▶ [What to do] Could you write out the records below exactly as they appear, leaving out any pictures?

[Recorded data]
********
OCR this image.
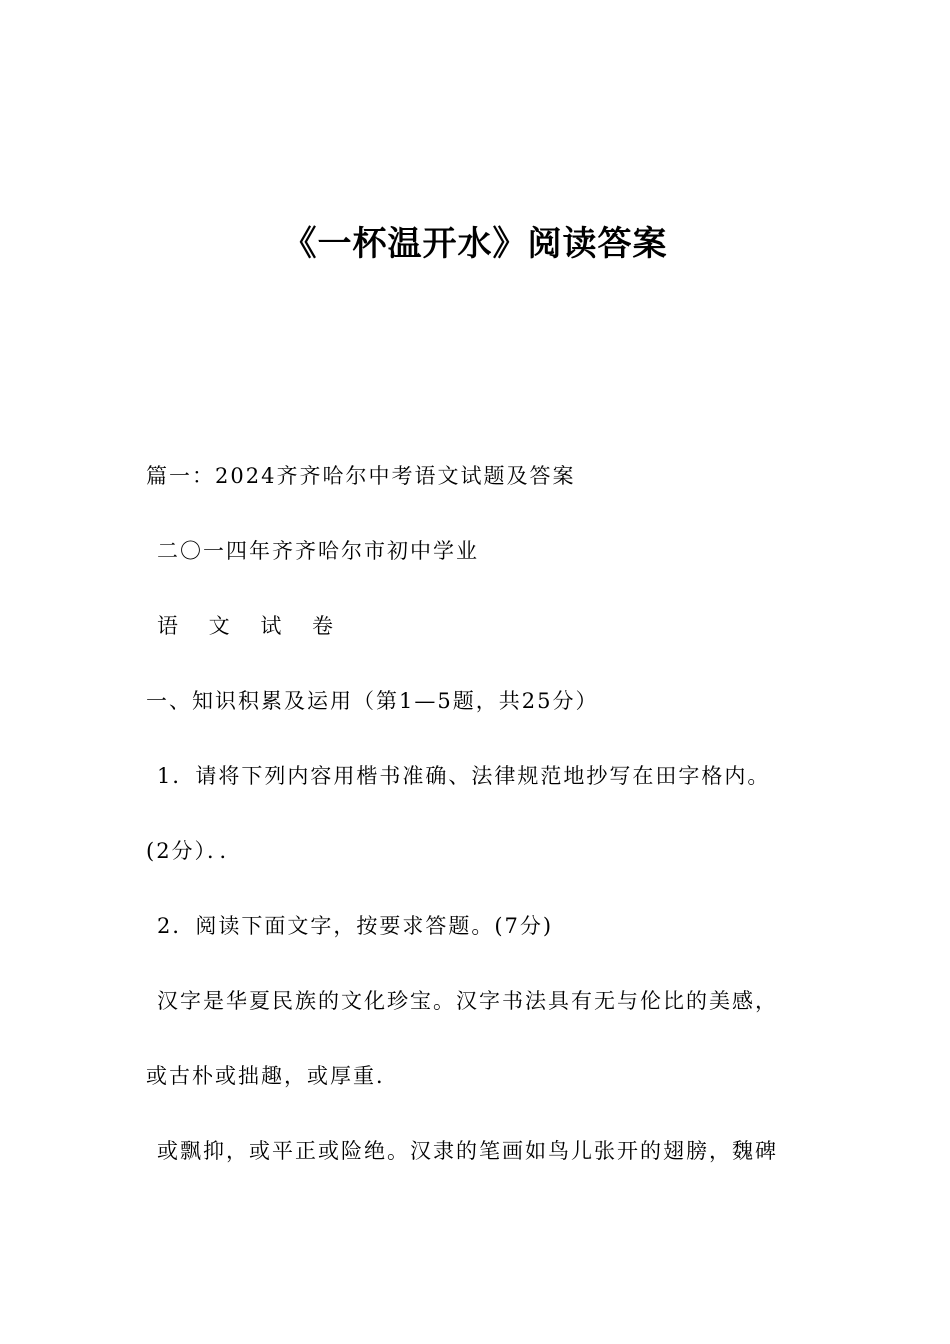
《一杯温开水》阅读答案
篇一：2024齐齐哈尔中考语文试题及答案
二〇一四年齐齐哈尔市初中学业
语 文 试 卷
一、知识积累及运用（第1—5题，共25分）
1．请将下列内容用楷书准确、法律规范地抄写在田字格内。
(2分）．．
2．阅读下面文字，按要求答题。(7分)
汉字是华夏民族的文化珍宝。汉字书法具有无与伦比的美感，
或古朴或拙趣，或厚重．
或飘抑，或平正或险绝。汉隶的笔画如鸟儿张开的翅膀，魏碑
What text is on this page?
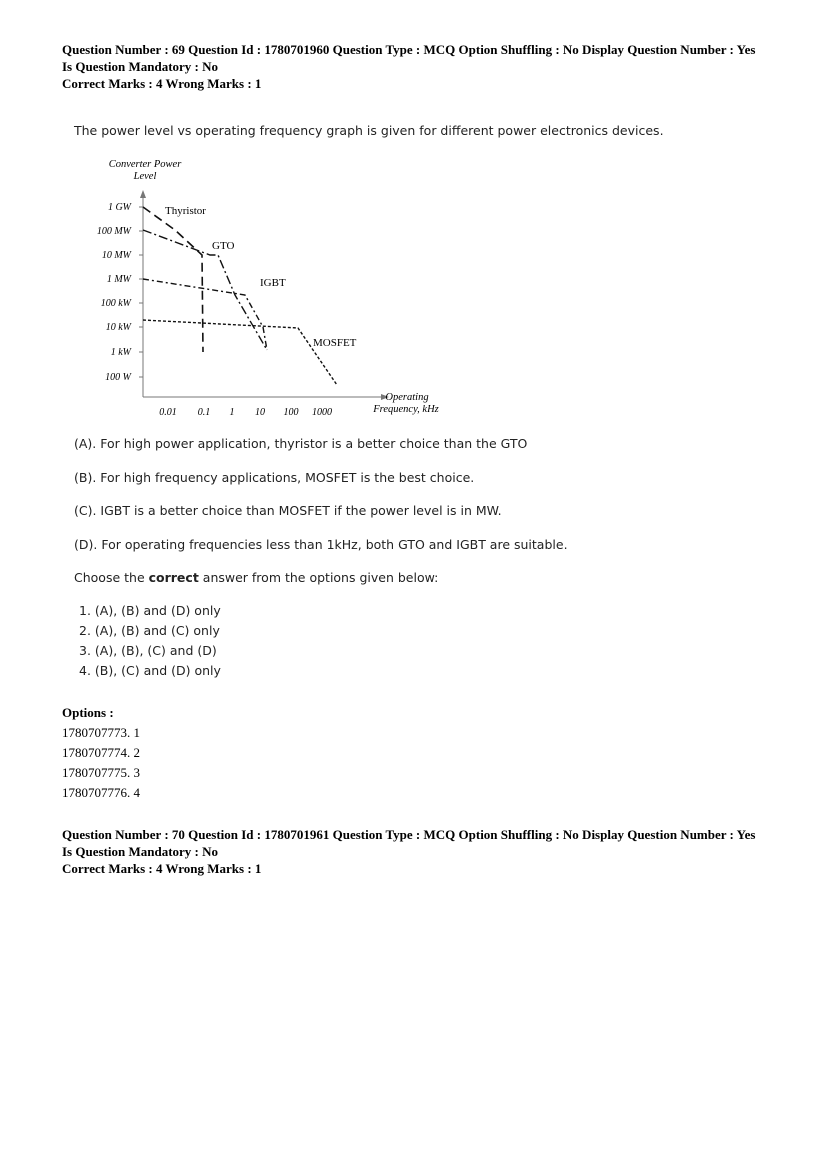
Question Number : 69 Question Id : 1780701960 Question Type : MCQ Option Shuffling : No Display Question Number : Yes
Is Question Mandatory : No
Correct Marks : 4 Wrong Marks : 1
The power level vs operating frequency graph is given for different power electronics devices.
Converter Power
Level
1 GW
100 MW
10 MW
1 MW
100 kW
10 kW
1 kW
100 W
0.01 0.1 1 10 100 1000
Operating
Frequency, kHz
Thyristor
GTO
IGBT
MOSFET
(A). For high power application, thyristor is a better choice than the GTO
(B). For high frequency applications, MOSFET is the best choice.
(C). IGBT is a better choice than MOSFET if the power level is in MW.
(D). For operating frequencies less than 1kHz, both GTO and IGBT are suitable.
Choose the correct answer from the options given below:
1. (A), (B) and (D) only
2. (A), (B) and (C) only
3. (A), (B), (C) and (D)
4. (B), (C) and (D) only
Options :
1780707773. 1
1780707774. 2
1780707775. 3
1780707776. 4
Question Number : 70 Question Id : 1780701961 Question Type : MCQ Option Shuffling : No Display Question Number : Yes
Is Question Mandatory : No
Correct Marks : 4 Wrong Marks : 1
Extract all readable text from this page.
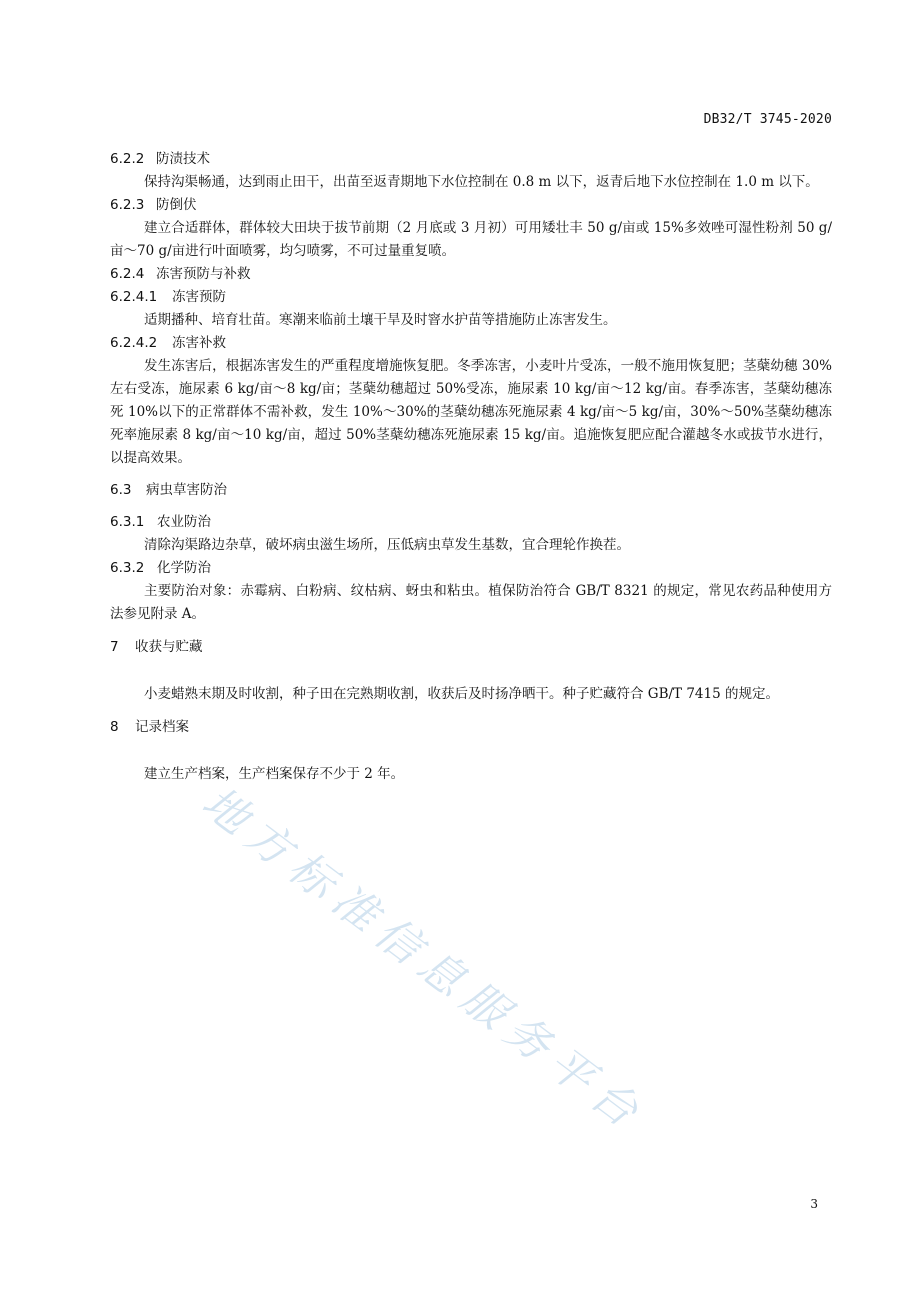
DB32/T 3745-2020
6.2.2 防渍技术

保持沟渠畅通，达到雨止田干，出苗至返青期地下水位控制在 0.8 m 以下，返青后地下水位控制在 1.0 m 以下。

6.2.3 防倒伏

建立合适群体，群体较大田块于拔节前期（2 月底或 3 月初）可用矮壮丰 50 g/亩或 15%多效唑可湿性粉剂 50 g/亩～70 g/亩进行叶面喷雾，均匀喷雾，不可过量重复喷。

6.2.4 冻害预防与补救
6.2.4.1 冻害预防

适期播种、培育壮苗。寒潮来临前土壤干旱及时窨水护苗等措施防止冻害发生。

6.2.4.2 冻害补救

发生冻害后，根据冻害发生的严重程度增施恢复肥。冬季冻害，小麦叶片受冻，一般不施用恢复肥；茎蘖幼穗 30%左右受冻，施尿素 6 kg/亩～8 kg/亩；茎蘖幼穗超过 50%受冻，施尿素 10 kg/亩～12 kg/亩。春季冻害，茎蘖幼穗冻死 10%以下的正常群体不需补救，发生 10%～30%的茎蘖幼穗冻死施尿素 4 kg/亩～5 kg/亩，30%～50%茎蘖幼穗冻死率施尿素 8 kg/亩～10 kg/亩，超过 50%茎蘖幼穗冻死施尿素 15 kg/亩。追施恢复肥应配合灌越冬水或拔节水进行，以提高效果。

6.3 病虫草害防治
6.3.1 农业防治

清除沟渠路边杂草，破坏病虫滋生场所，压低病虫草发生基数，宜合理轮作换茬。

6.3.2 化学防治

主要防治对象：赤霉病、白粉病、纹枯病、蚜虫和粘虫。植保防治符合 GB/T 8321 的规定，常见农药品种使用方法参见附录 A。

7 收获与贮藏

小麦蜡熟末期及时收割，种子田在完熟期收割，收获后及时扬净晒干。种子贮藏符合 GB/T 7415 的规定。

8 记录档案

建立生产档案，生产档案保存不少于 2 年。

地方标准信息服务平台
3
********
▶ [Finished exercise]
OCR this image.
《一杯温开水》阅读答案
篇一：2024齐齐哈尔中考语文试题及答案
二〇一四年齐齐哈尔市初中学业
语 文 试 卷
一、知识积累及运用（第1—5题，共25分）
1．请将下列内容用楷书准确、法律规范地抄写在田字格内。
(2分）．．
2．阅读下面文字，按要求答题。(7分)
汉字是华夏民族的文化珍宝。汉字书法具有无与伦比的美感，
或古朴或拙趣，或厚重．
或飘抑，或平正或险绝。汉隶的笔画如鸟儿张开的翅膀，魏碑
What text is on this page?
Question Number : 69 Question Id : 1780701960 Question Type : MCQ Option Shuffling : No Display Question Number : Yes
Is Question Mandatory : No
Correct Marks : 4 Wrong Marks : 1
The power level vs operating frequency graph is given for different power electronics devices.
Converter Power
Level
1 GW
100 MW
10 MW
1 MW
100 kW
10 kW
1 kW
100 W
0.01 0.1 1 10 100 1000
Operating
Frequency, kHz
Thyristor
GTO
IGBT
MOSFET
(A). For high power application, thyristor is a better choice than the GTO
(B). For high frequency applications, MOSFET is the best choice.
(C). IGBT is a better choice than MOSFET if the power level is in MW.
(D). For operating frequencies less than 1kHz, both GTO and IGBT are suitable.
Choose the correct answer from the options given below:
1. (A), (B) and (D) only
2. (A), (B) and (C) only
3. (A), (B), (C) and (D)
4. (B), (C) and (D) only
Options :
1780707773. 1
1780707774. 2
1780707775. 3
1780707776. 4
Question Number : 70 Question Id : 1780701961 Question Type : MCQ Option Shuffling : No Display Question Number : Yes
Is Question Mandatory : No
Correct Marks : 4 Wrong Marks : 1
Extract all readable text from this page.
DB32/T 3745-2020
6.2.2 防渍技术

保持沟渠畅通，达到雨止田干，出苗至返青期地下水位控制在 0.8 m 以下，返青后地下水位控制在 1.0 m 以下。

6.2.3 防倒伏

建立合适群体，群体较大田块于拔节前期（2 月底或 3 月初）可用矮壮丰 50 g/亩或 15%多效唑可湿性粉剂 50 g/亩～70 g/亩进行叶面喷雾，均匀喷雾，不可过量重复喷。

6.2.4 冻害预防与补救
6.2.4.1 冻害预防

适期播种、培育壮苗。寒潮来临前土壤干旱及时窨水护苗等措施防止冻害发生。

6.2.4.2 冻害补救

发生冻害后，根据冻害发生的严重程度增施恢复肥。冬季冻害，小麦叶片受冻，一般不施用恢复肥；茎蘖幼穗 30%左右受冻，施尿素 6 kg/亩～8 kg/亩；茎蘖幼穗超过 50%受冻，施尿素 10 kg/亩～12 kg/亩。春季冻害，茎蘖幼穗冻死 10%以下的正常群体不需补救，发生 10%～30%的茎蘖幼穗冻死施尿素 4 kg/亩～5 kg/亩，30%～50%茎蘖幼穗冻死率施尿素 8 kg/亩～10 kg/亩，超过 50%茎蘖幼穗冻死施尿素 15 kg/亩。追施恢复肥应配合灌越冬水或拔节水进行，以提高效果。

6.3 病虫草害防治
6.3.1 农业防治

清除沟渠路边杂草，破坏病虫滋生场所，压低病虫草发生基数，宜合理轮作换茬。

6.3.2 化学防治

主要防治对象：赤霉病、白粉病、纹枯病、蚜虫和粘虫。植保防治符合 GB/T 8321 的规定，常见农药品种使用方法参见附录 A。

7 收获与贮藏

小麦蜡熟末期及时收割，种子田在完熟期收割，收获后及时扬净晒干。种子贮藏符合 GB/T 7415 的规定。

8 记录档案

建立生产档案，生产档案保存不少于 2 年。

地方标准信息服务平台
3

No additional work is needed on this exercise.